_AIM OF THE EXERCISE_
Look through the lines below and extract each one that contains "Hvis".

_Stored dataset items_
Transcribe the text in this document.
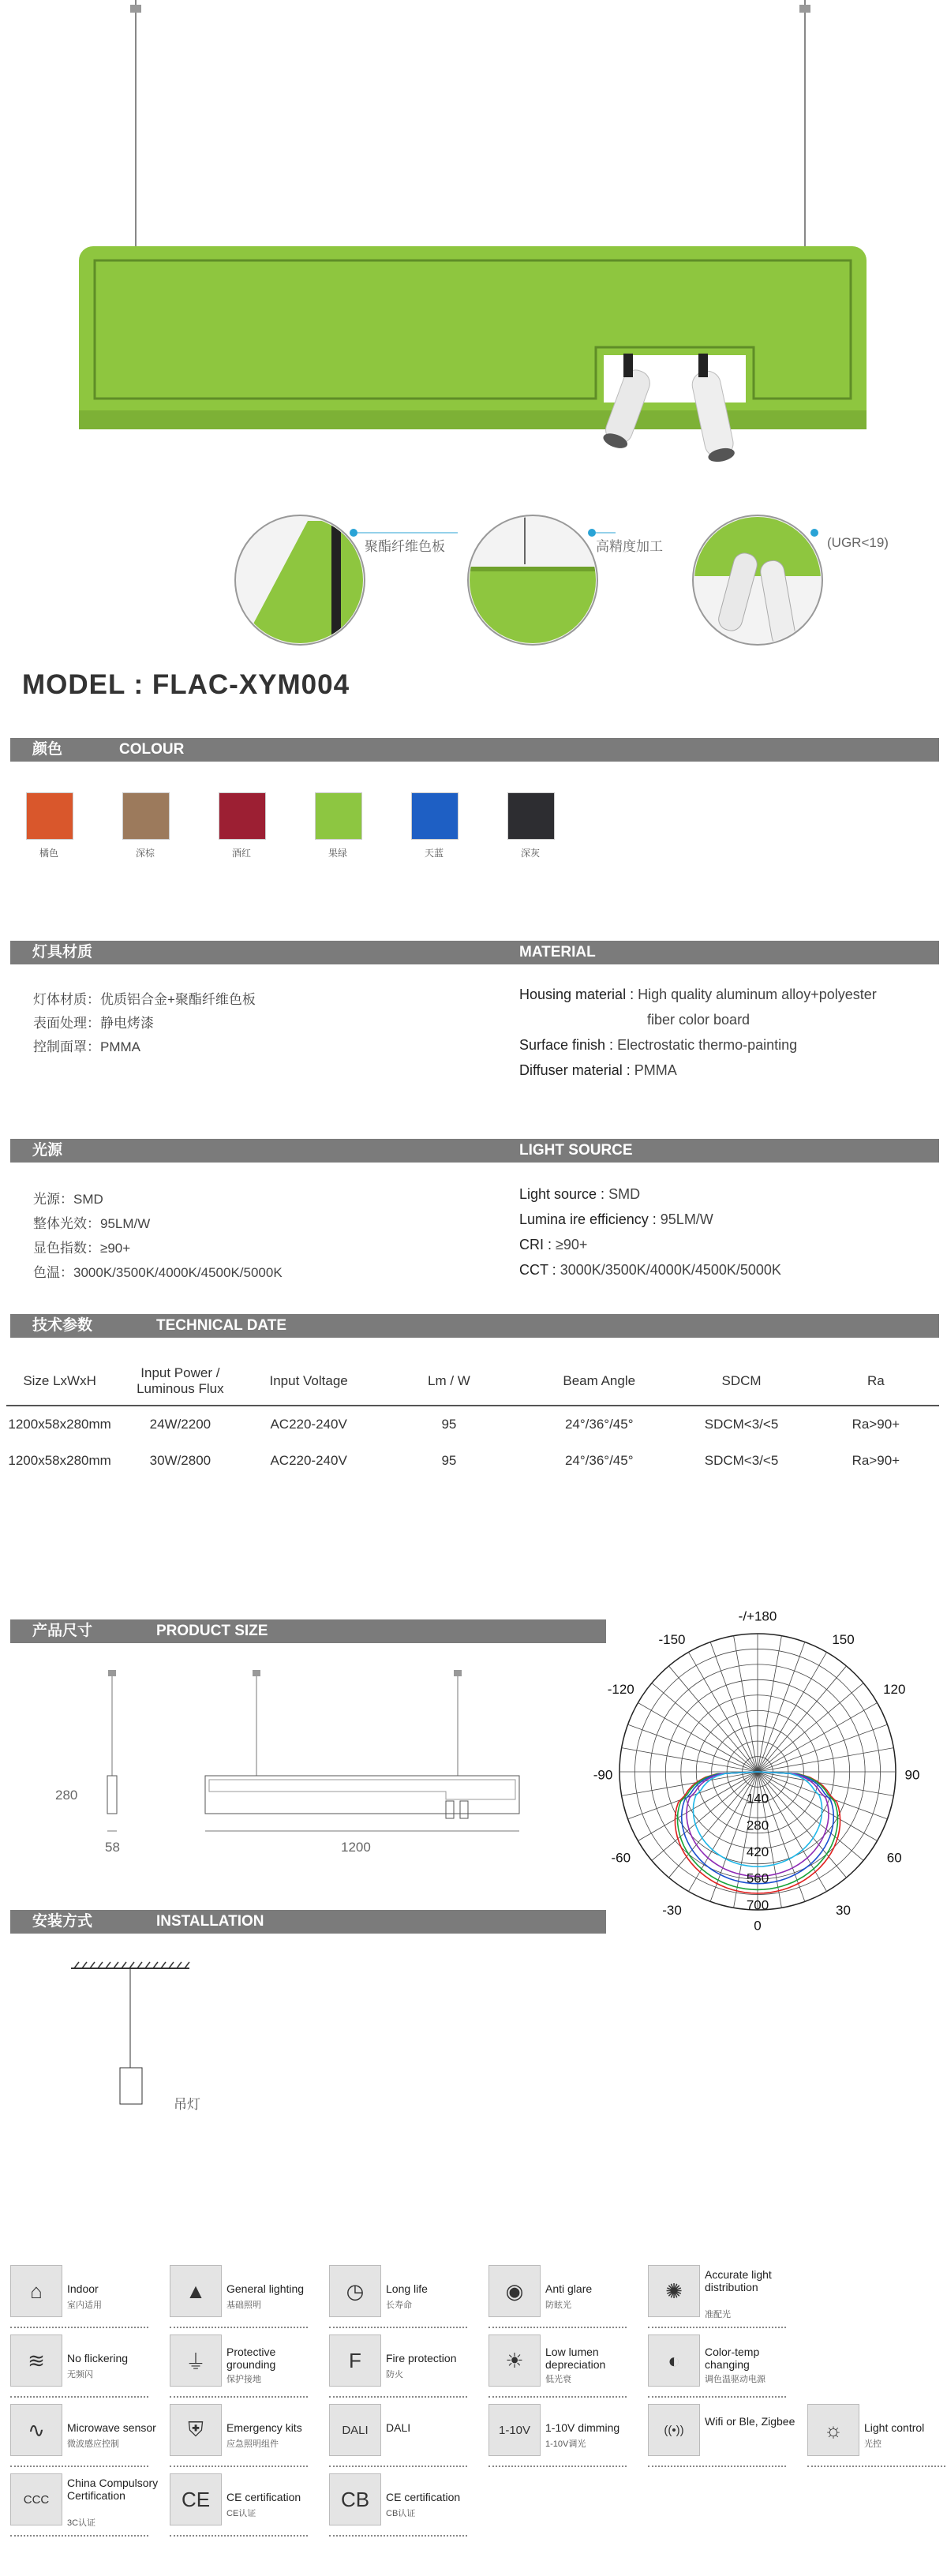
聚酯纤维色板	高精度加工	(UGR<19)
MODEL : FLAC-XYM004
颜色	COLOUR
橘色	深棕	酒红	果绿	天蓝	深灰
灯具材质	MATERIAL
灯体材质：优质铝合金+聚酯纤维色板
表面处理：静电烤漆
控制面罩：PMMA
Housing material : High quality aluminum alloy+polyester
fiber color board
Surface finish : Electrostatic thermo-painting
Diffuser material : PMMA
光源	LIGHT SOURCE
光源：SMD
整体光效：95LM/W
显色指数：≥90+
色温：3000K/3500K/4000K/4500K/5000K
Light source : SMD
Lumina ire efficiency : 95LM/W
CRI : ≥90+
CCT : 3000K/3500K/4000K/4500K/5000K
技术参数	TECHNICAL DATE
Size LxWxH	Input Power / Luminous Flux	Input Voltage	Lm / W	Beam Angle	SDCM	Ra
1200x58x280mm	24W/2200	AC220-240V	95	24°/36°/45°	SDCM<3/<5	Ra>90+
1200x58x280mm	30W/2800	AC220-240V	95	24°/36°/45°	SDCM<3/<5	Ra>90+
产品尺寸	PRODUCT SIZE
280
58	1200
-/+180
-150	150
-120	120
-90	90
-60	60
-30	30
0
140
280
420
560
700
安装方式	INSTALLATION
吊灯
⌂	Indoor
室内适用
▲	General lighting
基础照明
◷	Long life
长寿命
◉	Anti glare
防眩光
✺
Accurate light distribution
准配光
≋	No flickering
无频闪
⏚	Protective grounding
保护接地
F	Fire protection
防火
☀	Low lumen depreciation
低光衰
◐	Color-temp changing
调色温驱动电源
∿	Microwave sensor
微波感应控制
⛨	Emergency kits
应急照明组件
DALI	DALI	1-10V	1-10V dimming
1-10V调光
((•))
Wifi or Ble, Zigbee	☼	Light control
光控
CCC
China Compulsory Certification
3C认证
CE	CE certification
CE认证
CB	CE certification
CB认证
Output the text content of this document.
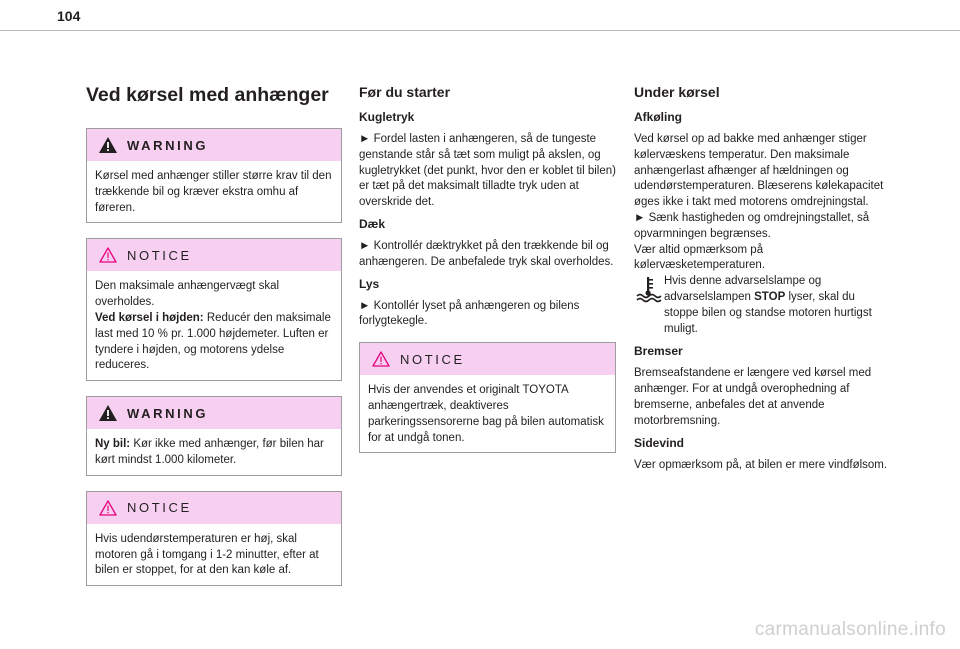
104
Ved kørsel med anhænger
WARNING

Kørsel med anhænger stiller større krav til den trækkende bil og kræver ekstra omhu af føreren.

NOTICE

Den maksimale anhængervægt skal overholdes.

Ved kørsel i højden: Reducér den maksimale last med 10 % pr. 1.000 højdemeter. Luften er tyndere i højden, og motorens ydelse reduceres.

WARNING

Ny bil: Kør ikke med anhænger, før bilen har kørt mindst 1.000 kilometer.

NOTICE

Hvis udendørstemperaturen er høj, skal motoren gå i tomgang i 1-2 minutter, efter at bilen er stoppet, for at den kan køle af.

Før du starter
Kugletryk

► Fordel lasten i anhængeren, så de tungeste genstande står så tæt som muligt på akslen, og kugletrykket (det punkt, hvor den er koblet til bilen) er tæt på det maksimalt tilladte tryk uden at overskride det.

Dæk

► Kontrollér dæktrykket på den trækkende bil og anhængeren. De anbefalede tryk skal overholdes.

Lys

► Kontollér lyset på anhængeren og bilens forlygtekegle.

NOTICE

Hvis der anvendes et originalt TOYOTA anhængertræk, deaktiveres parkeringssensorerne bag på bilen automatisk for at undgå tonen.

Under kørsel
Afkøling

Ved kørsel op ad bakke med anhænger stiger kølervæskens temperatur. Den maksimale anhængerlast afhænger af hældningen og udendørstemperaturen. Blæserens kølekapacitet øges ikke i takt med motorens omdrejningstal.

► Sænk hastigheden og omdrejningstallet, så opvarmningen begrænses.

Vær altid opmærksom på kølervæsketemperaturen.

Hvis denne advarselslampe og advarselslampen STOP lyser, skal du stoppe bilen og standse motoren hurtigst muligt.

Bremser

Bremseafstandene er længere ved kørsel med anhænger. For at undgå overophedning af bremserne, anbefales det at anvende motorbremsning.

Sidevind

Vær opmærksom på, at bilen er mere vindfølsom.

carmanualsonline.info
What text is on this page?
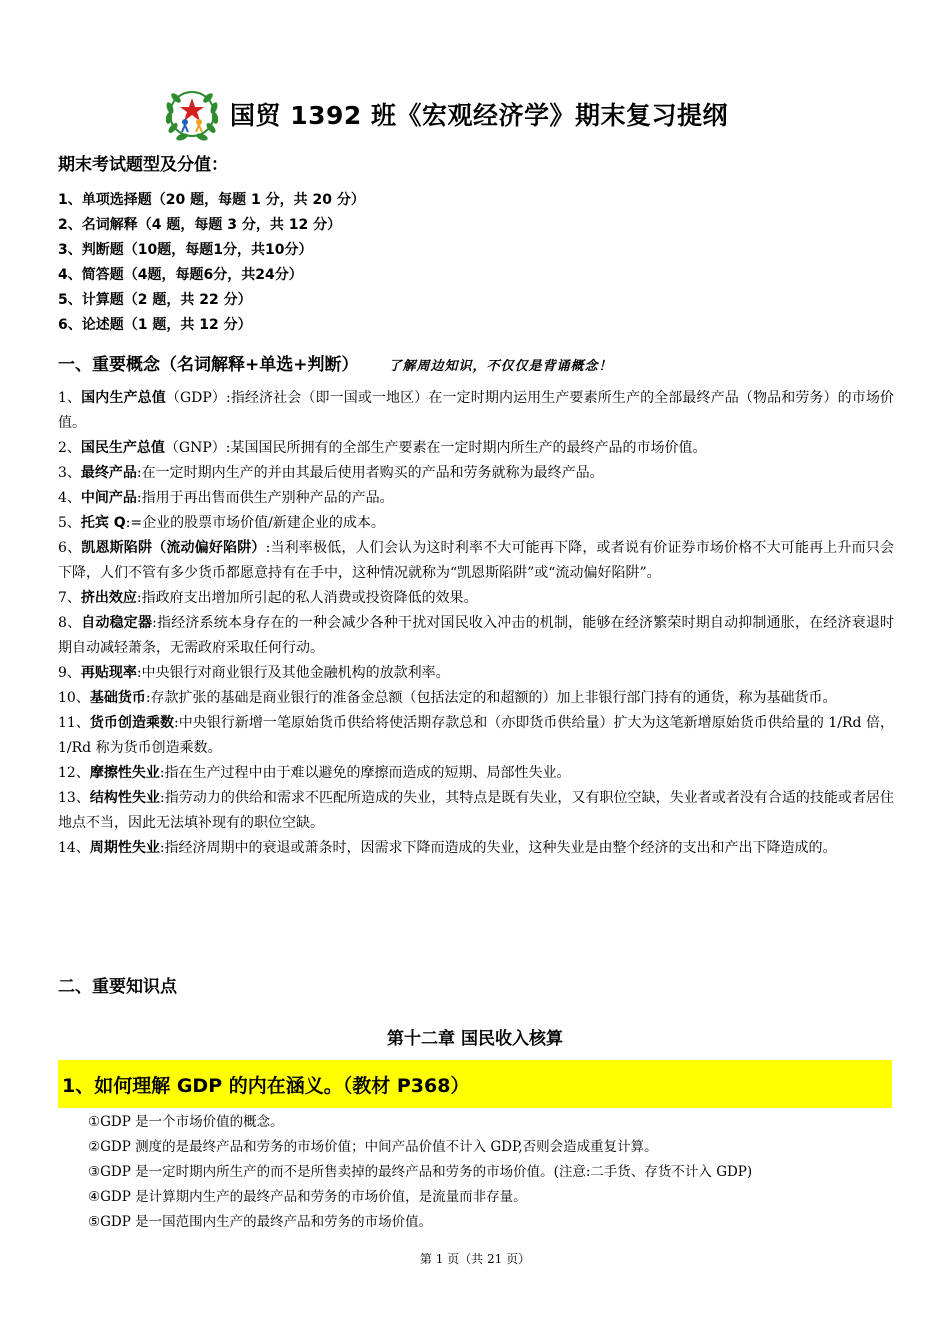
国贸 1392 班《宏观经济学》期末复习提纲
期末考试题型及分值：
1、单项选择题（20 题，每题 1 分，共 20 分）
2、名词解释（4 题，每题 3 分，共 12 分）
3、判断题（10题，每题1分，共10分）
4、简答题（4题，每题6分，共24分）
5、计算题（2 题，共 22 分）
6、论述题（1 题，共 12 分）
一、重要概念（名词解释+单选+判断） 了解周边知识，不仅仅是背诵概念！
1、国内生产总值（GDP）:指经济社会（即一国或一地区）在一定时期内运用生产要素所生产的全部最终产品（物品和劳务）的市场价值。
2、国民生产总值（GNP）:某国国民所拥有的全部生产要素在一定时期内所生产的最终产品的市场价值。
3、最终产品:在一定时期内生产的并由其最后使用者购买的产品和劳务就称为最终产品。
4、中间产品:指用于再出售而供生产别种产品的产品。
5、托宾 Q:=企业的股票市场价值/新建企业的成本。
6、凯恩斯陷阱（流动偏好陷阱）:当利率极低，人们会认为这时利率不大可能再下降，或者说有价证券市场价格不大可能再上升而只会下降，人们不管有多少货币都愿意持有在手中，这种情况就称为“凯恩斯陷阱”或“流动偏好陷阱”。
7、挤出效应:指政府支出增加所引起的私人消费或投资降低的效果。
8、自动稳定器:指经济系统本身存在的一种会减少各种干扰对国民收入冲击的机制，能够在经济繁荣时期自动抑制通胀，在经济衰退时期自动减轻萧条，无需政府采取任何行动。
9、再贴现率:中央银行对商业银行及其他金融机构的放款利率。
10、基础货币:存款扩张的基础是商业银行的准备金总额（包括法定的和超额的）加上非银行部门持有的通货，称为基础货币。
11、货币创造乘数:中央银行新增一笔原始货币供给将使活期存款总和（亦即货币供给量）扩大为这笔新增原始货币供给量的 1/Rd 倍，1/Rd 称为货币创造乘数。
12、摩擦性失业:指在生产过程中由于难以避免的摩擦而造成的短期、局部性失业。
13、结构性失业:指劳动力的供给和需求不匹配所造成的失业，其特点是既有失业，又有职位空缺，失业者或者没有合适的技能或者居住地点不当，因此无法填补现有的职位空缺。
14、周期性失业:指经济周期中的衰退或萧条时，因需求下降而造成的失业，这种失业是由整个经济的支出和产出下降造成的。
二、重要知识点
第十二章 国民收入核算
1、如何理解 GDP 的内在涵义。（教材 P368）
①GDP 是一个市场价值的概念。
②GDP 测度的是最终产品和劳务的市场价值；中间产品价值不计入 GDP,否则会造成重复计算。
③GDP 是一定时期内所生产的而不是所售卖掉的最终产品和劳务的市场价值。(注意:二手货、存货不计入 GDP)
④GDP 是计算期内生产的最终产品和劳务的市场价值，是流量而非存量。
⑤GDP 是一国范围内生产的最终产品和劳务的市场价值。
第 1 页（共 21 页）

_ANSWER IN FULL_
Hvis udendørstemperaturen er høj, skal motoren gå i tomgang i 1-2 minutter, efter at bilen er stoppet, for at den kan køle af.
Hvis der anvendes et originalt TOYOTA anhængertræk, deaktiveres parkeringssensorerne bag på bilen automatisk for at undgå tonen.
Hvis denne advarselslampe og advarselslampen STOP lyser, skal du stoppe bilen og standse motoren hurtigst muligt.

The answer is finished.